◆ Request ◆
Copy each line that holds "Daily".

◆ Stored data entries ◆
• • •
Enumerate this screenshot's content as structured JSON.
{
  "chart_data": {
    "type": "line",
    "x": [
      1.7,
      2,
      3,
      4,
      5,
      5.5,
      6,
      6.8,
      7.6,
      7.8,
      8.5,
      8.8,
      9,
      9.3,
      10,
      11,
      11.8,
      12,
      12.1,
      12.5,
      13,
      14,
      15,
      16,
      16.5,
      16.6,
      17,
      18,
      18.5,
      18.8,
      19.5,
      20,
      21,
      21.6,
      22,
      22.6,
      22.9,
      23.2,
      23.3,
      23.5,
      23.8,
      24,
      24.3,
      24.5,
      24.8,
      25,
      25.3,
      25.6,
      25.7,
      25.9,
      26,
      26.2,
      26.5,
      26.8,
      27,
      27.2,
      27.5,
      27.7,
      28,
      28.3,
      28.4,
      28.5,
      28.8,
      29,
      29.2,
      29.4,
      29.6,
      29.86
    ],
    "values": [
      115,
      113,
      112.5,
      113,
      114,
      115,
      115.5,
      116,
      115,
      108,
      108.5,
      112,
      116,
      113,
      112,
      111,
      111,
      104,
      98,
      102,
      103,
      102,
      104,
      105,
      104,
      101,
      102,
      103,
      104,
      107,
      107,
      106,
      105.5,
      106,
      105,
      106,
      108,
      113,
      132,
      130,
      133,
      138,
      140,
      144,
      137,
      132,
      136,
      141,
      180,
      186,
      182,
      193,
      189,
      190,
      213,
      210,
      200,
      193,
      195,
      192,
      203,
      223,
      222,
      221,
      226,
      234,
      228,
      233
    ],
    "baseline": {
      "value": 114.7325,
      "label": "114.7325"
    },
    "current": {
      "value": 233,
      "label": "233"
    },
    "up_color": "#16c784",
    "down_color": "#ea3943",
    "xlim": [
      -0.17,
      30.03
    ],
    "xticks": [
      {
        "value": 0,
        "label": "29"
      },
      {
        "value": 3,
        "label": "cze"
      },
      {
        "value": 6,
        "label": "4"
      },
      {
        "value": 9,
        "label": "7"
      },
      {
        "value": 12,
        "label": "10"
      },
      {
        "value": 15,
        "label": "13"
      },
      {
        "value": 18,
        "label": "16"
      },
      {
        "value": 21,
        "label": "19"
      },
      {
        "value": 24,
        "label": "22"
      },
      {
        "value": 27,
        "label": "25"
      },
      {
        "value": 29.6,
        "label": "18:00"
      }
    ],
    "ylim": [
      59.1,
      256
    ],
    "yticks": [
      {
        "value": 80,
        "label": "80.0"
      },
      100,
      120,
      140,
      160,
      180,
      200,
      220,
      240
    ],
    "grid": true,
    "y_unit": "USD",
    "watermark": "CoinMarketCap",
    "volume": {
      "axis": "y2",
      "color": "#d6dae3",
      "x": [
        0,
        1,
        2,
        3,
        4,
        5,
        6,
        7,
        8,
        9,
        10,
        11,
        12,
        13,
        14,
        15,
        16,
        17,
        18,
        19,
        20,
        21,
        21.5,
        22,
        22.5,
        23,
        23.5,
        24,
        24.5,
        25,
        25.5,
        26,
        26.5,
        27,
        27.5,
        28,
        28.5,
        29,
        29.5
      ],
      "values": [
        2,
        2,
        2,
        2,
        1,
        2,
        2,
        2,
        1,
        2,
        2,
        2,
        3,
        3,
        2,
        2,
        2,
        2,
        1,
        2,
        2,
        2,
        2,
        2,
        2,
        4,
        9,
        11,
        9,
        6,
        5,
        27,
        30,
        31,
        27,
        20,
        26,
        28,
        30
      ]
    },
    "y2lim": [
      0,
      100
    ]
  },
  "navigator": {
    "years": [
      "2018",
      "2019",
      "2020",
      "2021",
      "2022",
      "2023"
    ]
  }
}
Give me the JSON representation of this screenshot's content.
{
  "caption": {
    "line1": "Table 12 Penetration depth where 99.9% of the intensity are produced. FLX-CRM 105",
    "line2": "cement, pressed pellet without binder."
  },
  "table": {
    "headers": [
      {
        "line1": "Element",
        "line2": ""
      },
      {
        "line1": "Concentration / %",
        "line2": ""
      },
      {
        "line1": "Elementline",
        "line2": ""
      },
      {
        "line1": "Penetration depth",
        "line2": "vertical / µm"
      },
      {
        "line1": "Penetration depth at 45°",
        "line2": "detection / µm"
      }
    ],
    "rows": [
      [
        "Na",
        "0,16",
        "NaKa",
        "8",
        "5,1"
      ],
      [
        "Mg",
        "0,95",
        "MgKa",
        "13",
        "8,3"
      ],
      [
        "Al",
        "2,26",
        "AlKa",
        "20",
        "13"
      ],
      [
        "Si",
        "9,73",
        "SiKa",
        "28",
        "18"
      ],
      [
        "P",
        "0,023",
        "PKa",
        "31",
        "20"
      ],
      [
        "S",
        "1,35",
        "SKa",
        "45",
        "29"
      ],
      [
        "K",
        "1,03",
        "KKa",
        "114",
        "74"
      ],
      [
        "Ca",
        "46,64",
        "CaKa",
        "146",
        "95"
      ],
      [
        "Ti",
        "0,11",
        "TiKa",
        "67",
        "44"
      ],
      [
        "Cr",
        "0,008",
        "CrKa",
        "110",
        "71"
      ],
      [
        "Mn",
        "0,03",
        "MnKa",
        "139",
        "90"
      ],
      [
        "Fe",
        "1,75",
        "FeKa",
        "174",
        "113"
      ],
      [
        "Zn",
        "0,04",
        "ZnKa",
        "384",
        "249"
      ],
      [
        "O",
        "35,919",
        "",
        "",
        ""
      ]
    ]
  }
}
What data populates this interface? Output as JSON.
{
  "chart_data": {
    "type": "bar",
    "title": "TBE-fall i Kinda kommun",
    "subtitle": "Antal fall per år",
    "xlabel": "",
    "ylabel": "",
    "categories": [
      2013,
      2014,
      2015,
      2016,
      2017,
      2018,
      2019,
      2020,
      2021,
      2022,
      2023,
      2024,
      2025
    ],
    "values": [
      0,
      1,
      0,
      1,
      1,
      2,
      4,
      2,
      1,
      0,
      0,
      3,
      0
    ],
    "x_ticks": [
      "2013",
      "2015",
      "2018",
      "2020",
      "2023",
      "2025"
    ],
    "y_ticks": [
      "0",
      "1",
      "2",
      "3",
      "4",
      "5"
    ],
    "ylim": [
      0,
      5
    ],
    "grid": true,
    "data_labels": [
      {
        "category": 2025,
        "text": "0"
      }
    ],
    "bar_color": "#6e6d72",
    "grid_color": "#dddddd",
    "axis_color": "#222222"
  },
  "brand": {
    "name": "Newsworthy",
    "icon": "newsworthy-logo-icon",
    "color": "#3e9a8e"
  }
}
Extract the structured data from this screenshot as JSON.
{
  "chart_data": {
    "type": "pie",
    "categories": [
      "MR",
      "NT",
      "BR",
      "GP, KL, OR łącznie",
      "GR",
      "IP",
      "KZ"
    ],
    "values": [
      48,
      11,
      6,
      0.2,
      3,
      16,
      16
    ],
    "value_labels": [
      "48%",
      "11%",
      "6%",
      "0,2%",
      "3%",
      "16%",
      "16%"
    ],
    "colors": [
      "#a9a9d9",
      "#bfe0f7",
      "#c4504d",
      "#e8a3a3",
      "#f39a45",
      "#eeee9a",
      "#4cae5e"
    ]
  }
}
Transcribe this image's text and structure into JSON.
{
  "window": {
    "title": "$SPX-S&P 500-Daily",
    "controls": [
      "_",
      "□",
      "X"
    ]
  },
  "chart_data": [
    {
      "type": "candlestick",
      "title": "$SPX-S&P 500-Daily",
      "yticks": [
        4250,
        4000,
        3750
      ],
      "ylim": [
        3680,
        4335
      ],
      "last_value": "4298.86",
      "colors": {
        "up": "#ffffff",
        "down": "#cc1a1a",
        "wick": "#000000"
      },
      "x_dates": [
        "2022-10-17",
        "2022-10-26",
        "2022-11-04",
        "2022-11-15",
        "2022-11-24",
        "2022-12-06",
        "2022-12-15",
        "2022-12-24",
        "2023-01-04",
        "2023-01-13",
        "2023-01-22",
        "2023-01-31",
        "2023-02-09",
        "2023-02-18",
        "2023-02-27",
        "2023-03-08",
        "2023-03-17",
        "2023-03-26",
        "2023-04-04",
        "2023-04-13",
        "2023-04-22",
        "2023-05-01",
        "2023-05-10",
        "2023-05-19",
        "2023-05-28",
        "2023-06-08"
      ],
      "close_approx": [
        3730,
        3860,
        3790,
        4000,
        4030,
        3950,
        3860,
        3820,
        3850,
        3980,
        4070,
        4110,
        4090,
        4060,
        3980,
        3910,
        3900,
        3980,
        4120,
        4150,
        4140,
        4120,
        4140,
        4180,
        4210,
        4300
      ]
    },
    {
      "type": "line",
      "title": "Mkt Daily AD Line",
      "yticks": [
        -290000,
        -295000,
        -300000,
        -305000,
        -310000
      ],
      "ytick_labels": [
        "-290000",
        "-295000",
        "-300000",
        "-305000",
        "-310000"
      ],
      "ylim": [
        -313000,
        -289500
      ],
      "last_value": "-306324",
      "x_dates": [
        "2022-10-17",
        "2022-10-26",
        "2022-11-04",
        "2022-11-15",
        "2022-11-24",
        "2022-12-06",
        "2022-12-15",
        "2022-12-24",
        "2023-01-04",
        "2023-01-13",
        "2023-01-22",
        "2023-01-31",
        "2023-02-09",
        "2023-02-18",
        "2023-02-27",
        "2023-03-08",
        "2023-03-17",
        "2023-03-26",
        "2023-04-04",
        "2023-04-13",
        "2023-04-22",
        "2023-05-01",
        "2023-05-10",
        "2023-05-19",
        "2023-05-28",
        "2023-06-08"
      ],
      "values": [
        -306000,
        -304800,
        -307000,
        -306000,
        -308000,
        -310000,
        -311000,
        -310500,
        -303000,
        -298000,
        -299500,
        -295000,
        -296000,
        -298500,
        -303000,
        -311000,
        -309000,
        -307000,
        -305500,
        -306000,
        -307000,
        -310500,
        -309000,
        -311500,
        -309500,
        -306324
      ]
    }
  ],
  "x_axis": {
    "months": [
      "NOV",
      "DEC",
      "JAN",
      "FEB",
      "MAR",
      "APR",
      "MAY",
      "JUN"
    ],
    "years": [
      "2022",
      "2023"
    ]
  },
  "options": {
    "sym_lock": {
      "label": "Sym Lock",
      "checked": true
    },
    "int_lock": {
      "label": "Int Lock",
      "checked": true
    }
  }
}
• • •
◆ Complete response ◆
    "title": "$SPX-S&P 500-Daily",
      "title": "$SPX-S&P 500-Daily",
      "title": "Mkt Daily AD Line",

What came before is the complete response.